In full and without deviation, write out the entries that follow.

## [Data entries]
_ _ _ _ _

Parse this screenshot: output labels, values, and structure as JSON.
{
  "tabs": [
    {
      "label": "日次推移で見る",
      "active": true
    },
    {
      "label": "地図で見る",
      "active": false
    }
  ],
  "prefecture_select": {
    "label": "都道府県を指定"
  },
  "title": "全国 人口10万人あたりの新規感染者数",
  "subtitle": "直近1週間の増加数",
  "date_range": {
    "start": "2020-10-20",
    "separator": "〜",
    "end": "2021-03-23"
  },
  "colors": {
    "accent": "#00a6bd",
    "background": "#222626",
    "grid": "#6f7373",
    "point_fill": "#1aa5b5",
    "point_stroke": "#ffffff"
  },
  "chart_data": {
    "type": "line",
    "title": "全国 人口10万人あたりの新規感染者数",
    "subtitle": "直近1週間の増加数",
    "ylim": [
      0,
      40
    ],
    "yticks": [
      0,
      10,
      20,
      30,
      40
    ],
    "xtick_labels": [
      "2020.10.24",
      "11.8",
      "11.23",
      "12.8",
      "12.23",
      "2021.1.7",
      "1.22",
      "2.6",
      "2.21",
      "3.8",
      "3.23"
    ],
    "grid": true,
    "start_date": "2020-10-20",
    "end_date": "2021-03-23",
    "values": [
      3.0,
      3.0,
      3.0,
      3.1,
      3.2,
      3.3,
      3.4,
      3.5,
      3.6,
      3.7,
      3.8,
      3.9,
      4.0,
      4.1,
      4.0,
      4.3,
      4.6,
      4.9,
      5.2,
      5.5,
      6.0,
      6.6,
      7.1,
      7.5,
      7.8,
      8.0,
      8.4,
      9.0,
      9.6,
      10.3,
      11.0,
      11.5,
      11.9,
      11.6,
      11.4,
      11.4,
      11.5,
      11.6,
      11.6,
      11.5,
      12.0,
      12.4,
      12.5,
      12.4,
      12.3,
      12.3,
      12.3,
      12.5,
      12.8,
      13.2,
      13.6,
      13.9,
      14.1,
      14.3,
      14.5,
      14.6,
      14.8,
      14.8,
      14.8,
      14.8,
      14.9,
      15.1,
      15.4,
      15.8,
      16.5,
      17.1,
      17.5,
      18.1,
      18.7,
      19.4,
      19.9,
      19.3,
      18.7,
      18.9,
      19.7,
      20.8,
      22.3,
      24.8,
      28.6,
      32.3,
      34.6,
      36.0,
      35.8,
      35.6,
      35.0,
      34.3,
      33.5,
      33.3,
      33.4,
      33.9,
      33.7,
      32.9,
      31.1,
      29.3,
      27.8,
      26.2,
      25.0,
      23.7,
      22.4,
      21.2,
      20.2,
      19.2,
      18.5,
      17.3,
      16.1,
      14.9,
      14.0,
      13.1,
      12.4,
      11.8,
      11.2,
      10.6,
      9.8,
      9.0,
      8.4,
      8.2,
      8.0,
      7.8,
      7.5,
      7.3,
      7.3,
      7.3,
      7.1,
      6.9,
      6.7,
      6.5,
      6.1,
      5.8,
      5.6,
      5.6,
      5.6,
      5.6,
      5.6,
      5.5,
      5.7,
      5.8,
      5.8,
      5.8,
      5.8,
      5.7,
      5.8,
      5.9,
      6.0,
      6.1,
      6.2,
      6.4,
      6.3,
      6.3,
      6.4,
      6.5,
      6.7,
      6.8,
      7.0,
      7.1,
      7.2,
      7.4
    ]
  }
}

_ _ _ _ _

## [Answer for this exercise]
Parse this screenshot: output labels, values, and structure as JSON.
{
  "tabs": [
    {
      "label": "日次推移で見る",
      "active": true
    },
    {
      "label": "地図で見る",
      "active": false
    }
  ],
  "prefecture_select": {
    "label": "都道府県を指定"
  },
  "title": "全国 人口10万人あたりの新規感染者数",
  "subtitle": "直近1週間の増加数",
  "date_range": {
    "start": "2020-10-20",
    "separator": "〜",
    "end": "2021-03-23"
  },
  "colors": {
    "accent": "#00a6bd",
    "background": "#222626",
    "grid": "#6f7373",
    "point_fill": "#1aa5b5",
    "point_stroke": "#ffffff"
  },
  "chart_data": {
    "type": "line",
    "title": "全国 人口10万人あたりの新規感染者数",
    "subtitle": "直近1週間の増加数",
    "ylim": [
      0,
      40
    ],
    "yticks": [
      0,
      10,
      20,
      30,
      40
    ],
    "xtick_labels": [
      "2020.10.24",
      "11.8",
      "11.23",
      "12.8",
      "12.23",
      "2021.1.7",
      "1.22",
      "2.6",
      "2.21",
      "3.8",
      "3.23"
    ],
    "grid": true,
    "start_date": "2020-10-20",
    "end_date": "2021-03-23",
    "values": [
      3.0,
      3.0,
      3.0,
      3.1,
      3.2,
      3.3,
      3.4,
      3.5,
      3.6,
      3.7,
      3.8,
      3.9,
      4.0,
      4.1,
      4.0,
      4.3,
      4.6,
      4.9,
      5.2,
      5.5,
      6.0,
      6.6,
      7.1,
      7.5,
      7.8,
      8.0,
      8.4,
      9.0,
      9.6,
      10.3,
      11.0,
      11.5,
      11.9,
      11.6,
      11.4,
      11.4,
      11.5,
      11.6,
      11.6,
      11.5,
      12.0,
      12.4,
      12.5,
      12.4,
      12.3,
      12.3,
      12.3,
      12.5,
      12.8,
      13.2,
      13.6,
      13.9,
      14.1,
      14.3,
      14.5,
      14.6,
      14.8,
      14.8,
      14.8,
      14.8,
      14.9,
      15.1,
      15.4,
      15.8,
      16.5,
      17.1,
      17.5,
      18.1,
      18.7,
      19.4,
      19.9,
      19.3,
      18.7,
      18.9,
      19.7,
      20.8,
      22.3,
      24.8,
      28.6,
      32.3,
      34.6,
      36.0,
      35.8,
      35.6,
      35.0,
      34.3,
      33.5,
      33.3,
      33.4,
      33.9,
      33.7,
      32.9,
      31.1,
      29.3,
      27.8,
      26.2,
      25.0,
      23.7,
      22.4,
      21.2,
      20.2,
      19.2,
      18.5,
      17.3,
      16.1,
      14.9,
      14.0,
      13.1,
      12.4,
      11.8,
      11.2,
      10.6,
      9.8,
      9.0,
      8.4,
      8.2,
      8.0,
      7.8,
      7.5,
      7.3,
      7.3,
      7.3,
      7.1,
      6.9,
      6.7,
      6.5,
      6.1,
      5.8,
      5.6,
      5.6,
      5.6,
      5.6,
      5.6,
      5.5,
      5.7,
      5.8,
      5.8,
      5.8,
      5.8,
      5.7,
      5.8,
      5.9,
      6.0,
      6.1,
      6.2,
      6.4,
      6.3,
      6.3,
      6.4,
      6.5,
      6.7,
      6.8,
      7.0,
      7.1,
      7.2,
      7.4
    ]
  }
}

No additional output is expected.